**What to produce**
Scan the lines below; pull out those with "Advisory".

**Material provided**

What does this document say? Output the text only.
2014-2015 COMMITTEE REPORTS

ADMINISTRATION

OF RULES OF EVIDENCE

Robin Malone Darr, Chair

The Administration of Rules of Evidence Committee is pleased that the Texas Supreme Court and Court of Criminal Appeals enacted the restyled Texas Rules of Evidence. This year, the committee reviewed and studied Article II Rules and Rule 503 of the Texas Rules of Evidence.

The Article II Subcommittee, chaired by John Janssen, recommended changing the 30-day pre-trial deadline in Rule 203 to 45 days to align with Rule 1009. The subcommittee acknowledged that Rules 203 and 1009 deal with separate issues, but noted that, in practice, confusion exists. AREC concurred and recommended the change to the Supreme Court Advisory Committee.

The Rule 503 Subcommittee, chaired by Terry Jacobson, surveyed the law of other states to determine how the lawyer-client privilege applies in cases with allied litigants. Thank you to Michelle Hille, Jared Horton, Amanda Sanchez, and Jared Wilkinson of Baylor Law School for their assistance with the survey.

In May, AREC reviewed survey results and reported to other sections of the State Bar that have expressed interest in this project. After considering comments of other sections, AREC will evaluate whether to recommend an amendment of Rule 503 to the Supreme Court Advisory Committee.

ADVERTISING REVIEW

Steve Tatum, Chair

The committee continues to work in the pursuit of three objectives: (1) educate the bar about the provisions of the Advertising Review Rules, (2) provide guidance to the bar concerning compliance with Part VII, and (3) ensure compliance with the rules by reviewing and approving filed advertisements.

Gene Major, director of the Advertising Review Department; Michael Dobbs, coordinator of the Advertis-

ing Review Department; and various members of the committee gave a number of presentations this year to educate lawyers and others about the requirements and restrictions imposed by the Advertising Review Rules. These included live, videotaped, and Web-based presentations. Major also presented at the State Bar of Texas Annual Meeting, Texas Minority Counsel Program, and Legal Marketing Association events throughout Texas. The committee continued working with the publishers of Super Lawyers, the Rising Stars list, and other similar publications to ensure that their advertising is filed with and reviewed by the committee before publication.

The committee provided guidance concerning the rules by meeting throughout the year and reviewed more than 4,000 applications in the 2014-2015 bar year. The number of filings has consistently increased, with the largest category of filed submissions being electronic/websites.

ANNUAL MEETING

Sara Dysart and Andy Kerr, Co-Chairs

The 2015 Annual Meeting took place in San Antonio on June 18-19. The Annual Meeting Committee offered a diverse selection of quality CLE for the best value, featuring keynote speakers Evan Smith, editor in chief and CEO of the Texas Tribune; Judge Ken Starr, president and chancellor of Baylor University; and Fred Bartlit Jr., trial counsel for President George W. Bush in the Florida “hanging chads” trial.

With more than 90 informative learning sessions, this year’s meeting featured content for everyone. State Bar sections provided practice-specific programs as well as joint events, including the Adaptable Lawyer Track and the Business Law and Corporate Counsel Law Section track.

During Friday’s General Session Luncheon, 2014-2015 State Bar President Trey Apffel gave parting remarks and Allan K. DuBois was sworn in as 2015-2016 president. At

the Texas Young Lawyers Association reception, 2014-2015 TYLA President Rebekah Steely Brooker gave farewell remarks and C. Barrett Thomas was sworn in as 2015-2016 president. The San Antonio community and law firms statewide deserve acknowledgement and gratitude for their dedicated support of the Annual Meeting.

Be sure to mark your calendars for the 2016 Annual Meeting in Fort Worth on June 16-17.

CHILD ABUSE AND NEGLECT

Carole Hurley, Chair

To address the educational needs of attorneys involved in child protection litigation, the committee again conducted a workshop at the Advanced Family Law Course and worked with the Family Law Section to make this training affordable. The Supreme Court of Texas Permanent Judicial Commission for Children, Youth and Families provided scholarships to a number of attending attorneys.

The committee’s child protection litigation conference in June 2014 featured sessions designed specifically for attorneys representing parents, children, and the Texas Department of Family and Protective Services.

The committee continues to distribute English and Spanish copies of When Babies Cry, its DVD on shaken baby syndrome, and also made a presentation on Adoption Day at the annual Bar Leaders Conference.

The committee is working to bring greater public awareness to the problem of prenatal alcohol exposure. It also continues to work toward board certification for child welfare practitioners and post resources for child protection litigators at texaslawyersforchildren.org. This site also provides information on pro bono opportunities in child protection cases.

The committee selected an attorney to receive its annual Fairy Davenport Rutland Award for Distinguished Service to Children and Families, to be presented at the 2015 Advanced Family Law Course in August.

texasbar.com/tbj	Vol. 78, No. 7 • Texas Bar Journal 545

...

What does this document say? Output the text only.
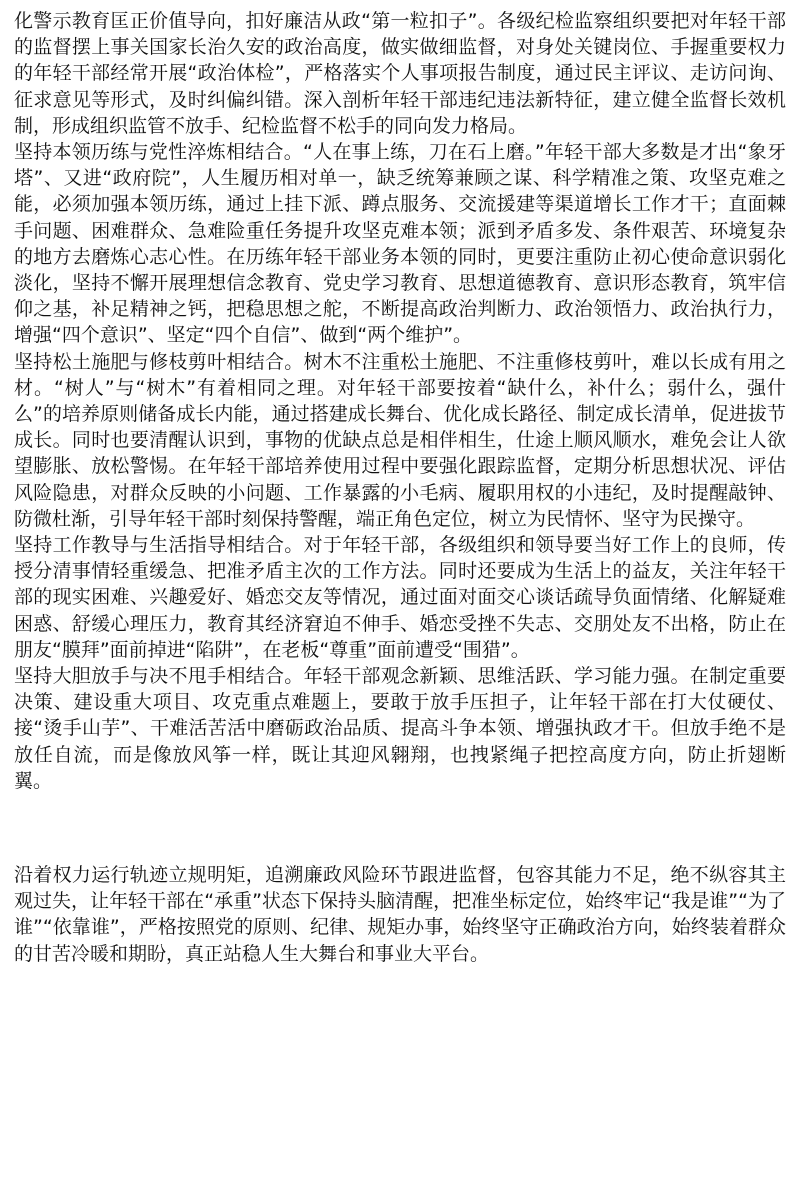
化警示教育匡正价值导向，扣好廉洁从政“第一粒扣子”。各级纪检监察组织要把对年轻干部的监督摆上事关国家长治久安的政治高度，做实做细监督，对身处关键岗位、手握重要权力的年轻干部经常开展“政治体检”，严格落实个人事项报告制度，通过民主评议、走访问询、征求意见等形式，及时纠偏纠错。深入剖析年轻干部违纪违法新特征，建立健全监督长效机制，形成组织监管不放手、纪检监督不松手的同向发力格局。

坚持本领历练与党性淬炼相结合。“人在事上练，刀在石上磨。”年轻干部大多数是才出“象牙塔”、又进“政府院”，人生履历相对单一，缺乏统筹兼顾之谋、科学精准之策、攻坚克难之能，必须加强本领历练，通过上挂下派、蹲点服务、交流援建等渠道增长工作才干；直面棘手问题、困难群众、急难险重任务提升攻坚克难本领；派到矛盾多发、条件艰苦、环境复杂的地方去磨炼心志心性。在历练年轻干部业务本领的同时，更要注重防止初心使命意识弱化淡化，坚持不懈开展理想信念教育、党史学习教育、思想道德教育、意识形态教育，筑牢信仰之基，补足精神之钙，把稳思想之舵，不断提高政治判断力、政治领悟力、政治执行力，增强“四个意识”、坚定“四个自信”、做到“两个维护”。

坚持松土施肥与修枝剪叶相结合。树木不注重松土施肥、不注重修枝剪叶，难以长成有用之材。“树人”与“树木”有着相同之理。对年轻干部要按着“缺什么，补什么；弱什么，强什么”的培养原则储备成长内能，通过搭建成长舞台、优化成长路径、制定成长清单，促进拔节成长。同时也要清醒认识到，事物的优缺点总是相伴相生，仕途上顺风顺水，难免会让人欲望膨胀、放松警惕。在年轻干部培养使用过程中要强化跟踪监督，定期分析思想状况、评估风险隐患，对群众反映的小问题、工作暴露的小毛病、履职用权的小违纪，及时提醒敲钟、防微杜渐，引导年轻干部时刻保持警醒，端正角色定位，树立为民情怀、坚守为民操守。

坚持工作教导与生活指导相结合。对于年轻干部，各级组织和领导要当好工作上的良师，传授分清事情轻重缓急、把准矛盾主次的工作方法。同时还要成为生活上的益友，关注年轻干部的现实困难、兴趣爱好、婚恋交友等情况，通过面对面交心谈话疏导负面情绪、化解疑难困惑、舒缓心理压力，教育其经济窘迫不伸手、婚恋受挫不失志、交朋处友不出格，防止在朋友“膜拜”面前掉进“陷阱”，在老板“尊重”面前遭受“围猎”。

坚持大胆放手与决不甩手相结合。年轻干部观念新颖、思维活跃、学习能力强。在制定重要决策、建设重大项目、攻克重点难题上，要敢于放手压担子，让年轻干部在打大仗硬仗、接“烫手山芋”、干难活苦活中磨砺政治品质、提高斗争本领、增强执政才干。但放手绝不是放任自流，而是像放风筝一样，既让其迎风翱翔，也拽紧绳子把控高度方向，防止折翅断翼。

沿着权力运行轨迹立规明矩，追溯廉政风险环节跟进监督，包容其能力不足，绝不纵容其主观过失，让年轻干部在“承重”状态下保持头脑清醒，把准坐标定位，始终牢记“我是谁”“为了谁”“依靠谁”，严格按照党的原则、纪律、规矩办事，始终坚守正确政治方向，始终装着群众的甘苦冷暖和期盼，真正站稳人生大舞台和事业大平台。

**Finished task**
The Article II Subcommittee, chaired by John Janssen, recommended changing the 30-day pre-trial deadline in Rule 203 to 45 days to align with Rule 1009. The subcommittee acknowledged that Rules 203 and 1009 deal with separate issues, but noted that, in practice, confusion exists. AREC concurred and recommended the change to the Supreme Court Advisory Committee.
In May, AREC reviewed survey results and reported to other sections of the State Bar that have expressed interest in this project. After considering comments of other sections, AREC will evaluate whether to recommend an amendment of Rule 503 to the Supreme Court Advisory Committee.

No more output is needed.